→ **EXERCISE INSTRUCTIONS**: Pictures do not belong in the copy; transcribe everything else in the records exactly.

•••

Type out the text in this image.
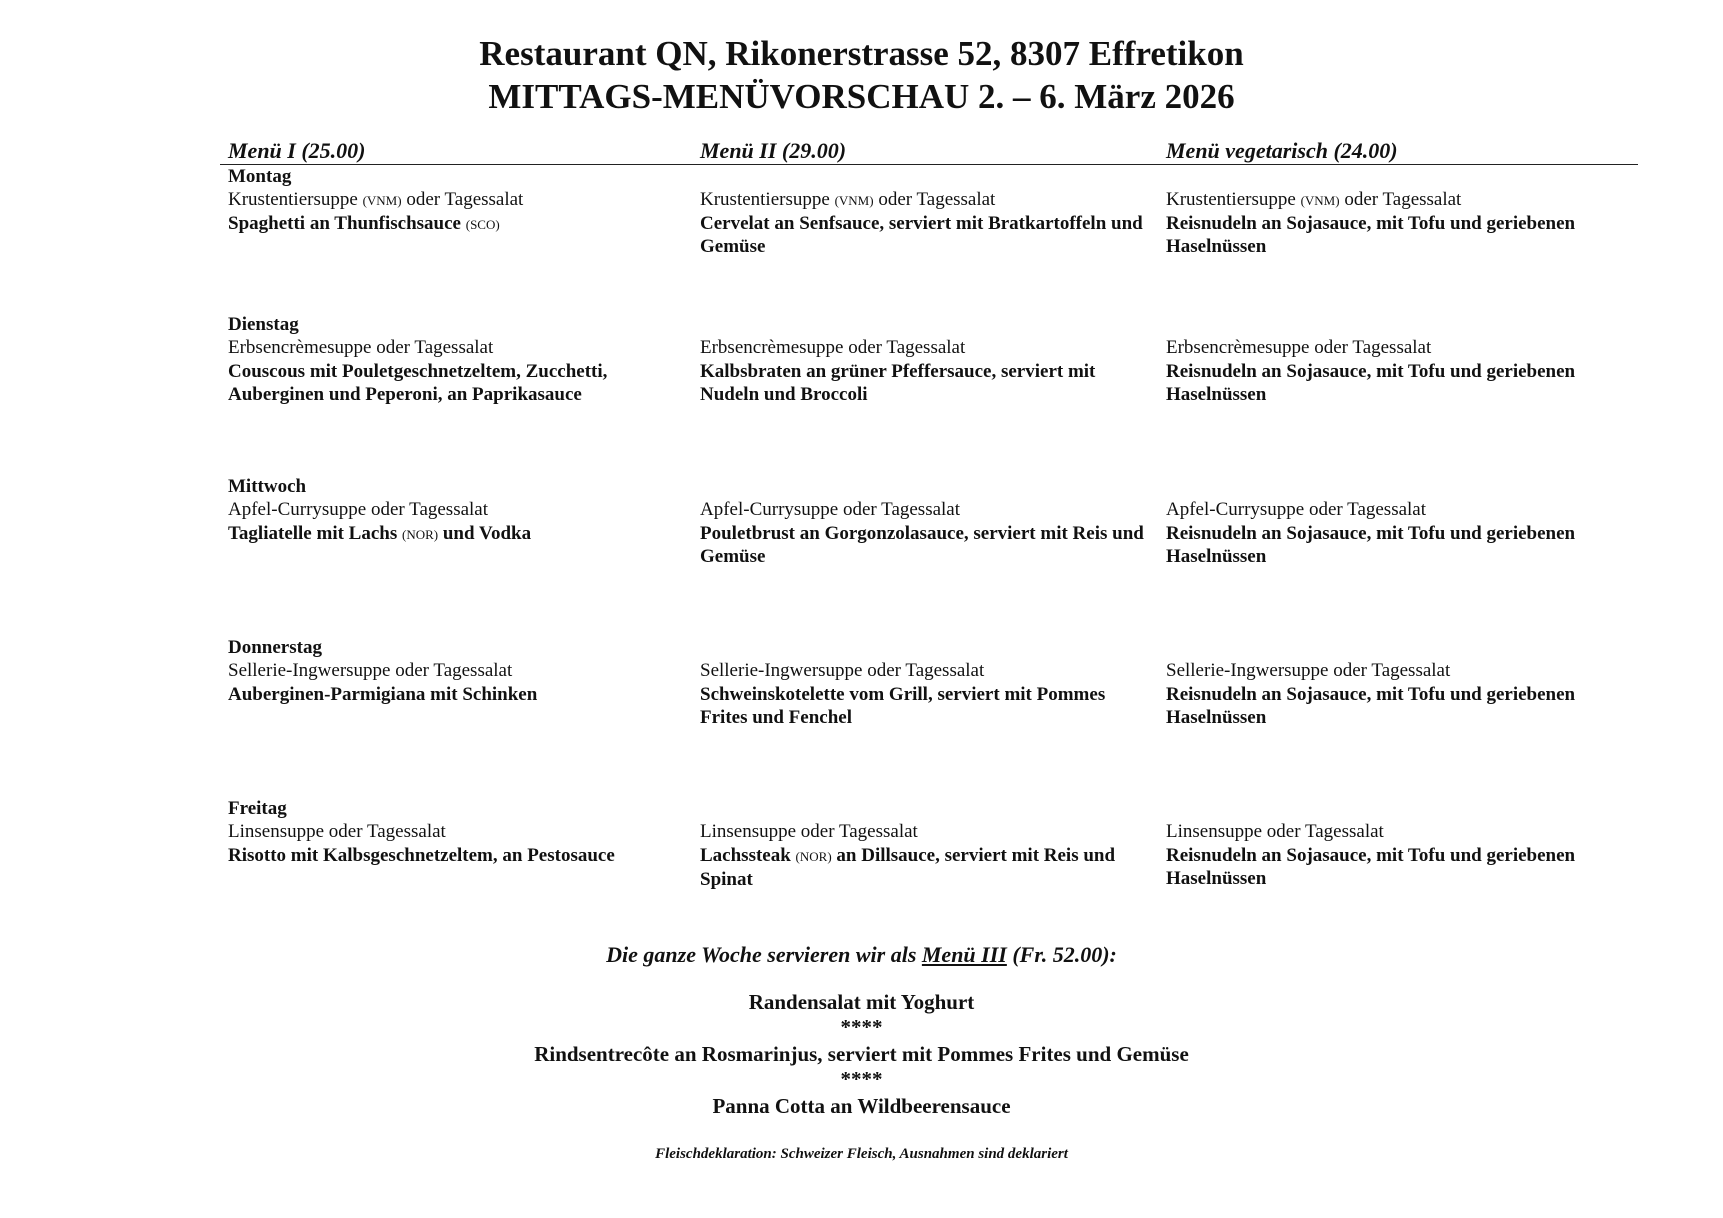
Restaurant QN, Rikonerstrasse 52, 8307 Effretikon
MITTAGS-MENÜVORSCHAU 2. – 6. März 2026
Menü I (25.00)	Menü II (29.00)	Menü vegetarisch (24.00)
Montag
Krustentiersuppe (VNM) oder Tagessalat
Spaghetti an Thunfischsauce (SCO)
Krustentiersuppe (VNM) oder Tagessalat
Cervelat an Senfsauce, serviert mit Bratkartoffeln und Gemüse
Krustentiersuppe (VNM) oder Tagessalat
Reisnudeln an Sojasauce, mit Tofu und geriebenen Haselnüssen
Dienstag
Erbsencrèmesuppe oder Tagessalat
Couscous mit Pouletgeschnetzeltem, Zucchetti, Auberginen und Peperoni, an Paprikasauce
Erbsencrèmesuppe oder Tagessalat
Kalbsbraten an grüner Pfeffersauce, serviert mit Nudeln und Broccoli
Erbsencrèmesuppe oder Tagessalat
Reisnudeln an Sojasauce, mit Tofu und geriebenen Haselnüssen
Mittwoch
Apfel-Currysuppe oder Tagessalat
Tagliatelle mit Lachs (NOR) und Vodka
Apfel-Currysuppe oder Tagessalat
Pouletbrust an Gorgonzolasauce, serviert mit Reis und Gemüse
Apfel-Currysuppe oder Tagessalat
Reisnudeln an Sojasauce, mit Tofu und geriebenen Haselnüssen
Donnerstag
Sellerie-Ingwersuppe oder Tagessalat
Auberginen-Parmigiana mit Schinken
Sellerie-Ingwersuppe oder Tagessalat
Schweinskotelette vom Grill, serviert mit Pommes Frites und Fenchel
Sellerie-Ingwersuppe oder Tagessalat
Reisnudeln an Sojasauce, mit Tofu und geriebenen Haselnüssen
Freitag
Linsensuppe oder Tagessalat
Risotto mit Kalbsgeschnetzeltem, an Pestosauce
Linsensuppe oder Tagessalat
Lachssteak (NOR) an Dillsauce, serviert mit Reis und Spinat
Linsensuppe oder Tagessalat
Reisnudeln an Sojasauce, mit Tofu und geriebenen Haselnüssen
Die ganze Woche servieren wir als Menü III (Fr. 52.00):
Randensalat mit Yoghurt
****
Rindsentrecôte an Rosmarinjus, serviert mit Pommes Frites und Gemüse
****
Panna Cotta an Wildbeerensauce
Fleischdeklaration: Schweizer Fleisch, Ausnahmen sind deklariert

•••

→ **EXERCISE RESPONSE**:
Type out the text in this image.
Restaurant QN, Rikonerstrasse 52, 8307 Effretikon
MITTAGS-MENÜVORSCHAU 2. – 6. März 2026
Menü I (25.00)	Menü II (29.00)	Menü vegetarisch (24.00)
Montag
Krustentiersuppe (VNM) oder Tagessalat
Spaghetti an Thunfischsauce (SCO)
Krustentiersuppe (VNM) oder Tagessalat
Cervelat an Senfsauce, serviert mit Bratkartoffeln und Gemüse
Krustentiersuppe (VNM) oder Tagessalat
Reisnudeln an Sojasauce, mit Tofu und geriebenen Haselnüssen
Dienstag
Erbsencrèmesuppe oder Tagessalat
Couscous mit Pouletgeschnetzeltem, Zucchetti, Auberginen und Peperoni, an Paprikasauce
Erbsencrèmesuppe oder Tagessalat
Kalbsbraten an grüner Pfeffersauce, serviert mit Nudeln und Broccoli
Erbsencrèmesuppe oder Tagessalat
Reisnudeln an Sojasauce, mit Tofu und geriebenen Haselnüssen
Mittwoch
Apfel-Currysuppe oder Tagessalat
Tagliatelle mit Lachs (NOR) und Vodka
Apfel-Currysuppe oder Tagessalat
Pouletbrust an Gorgonzolasauce, serviert mit Reis und Gemüse
Apfel-Currysuppe oder Tagessalat
Reisnudeln an Sojasauce, mit Tofu und geriebenen Haselnüssen
Donnerstag
Sellerie-Ingwersuppe oder Tagessalat
Auberginen-Parmigiana mit Schinken
Sellerie-Ingwersuppe oder Tagessalat
Schweinskotelette vom Grill, serviert mit Pommes Frites und Fenchel
Sellerie-Ingwersuppe oder Tagessalat
Reisnudeln an Sojasauce, mit Tofu und geriebenen Haselnüssen
Freitag
Linsensuppe oder Tagessalat
Risotto mit Kalbsgeschnetzeltem, an Pestosauce
Linsensuppe oder Tagessalat
Lachssteak (NOR) an Dillsauce, serviert mit Reis und Spinat
Linsensuppe oder Tagessalat
Reisnudeln an Sojasauce, mit Tofu und geriebenen Haselnüssen
Die ganze Woche servieren wir als Menü III (Fr. 52.00):
Randensalat mit Yoghurt
****
Rindsentrecôte an Rosmarinjus, serviert mit Pommes Frites und Gemüse
****
Panna Cotta an Wildbeerensauce
Fleischdeklaration: Schweizer Fleisch, Ausnahmen sind deklariert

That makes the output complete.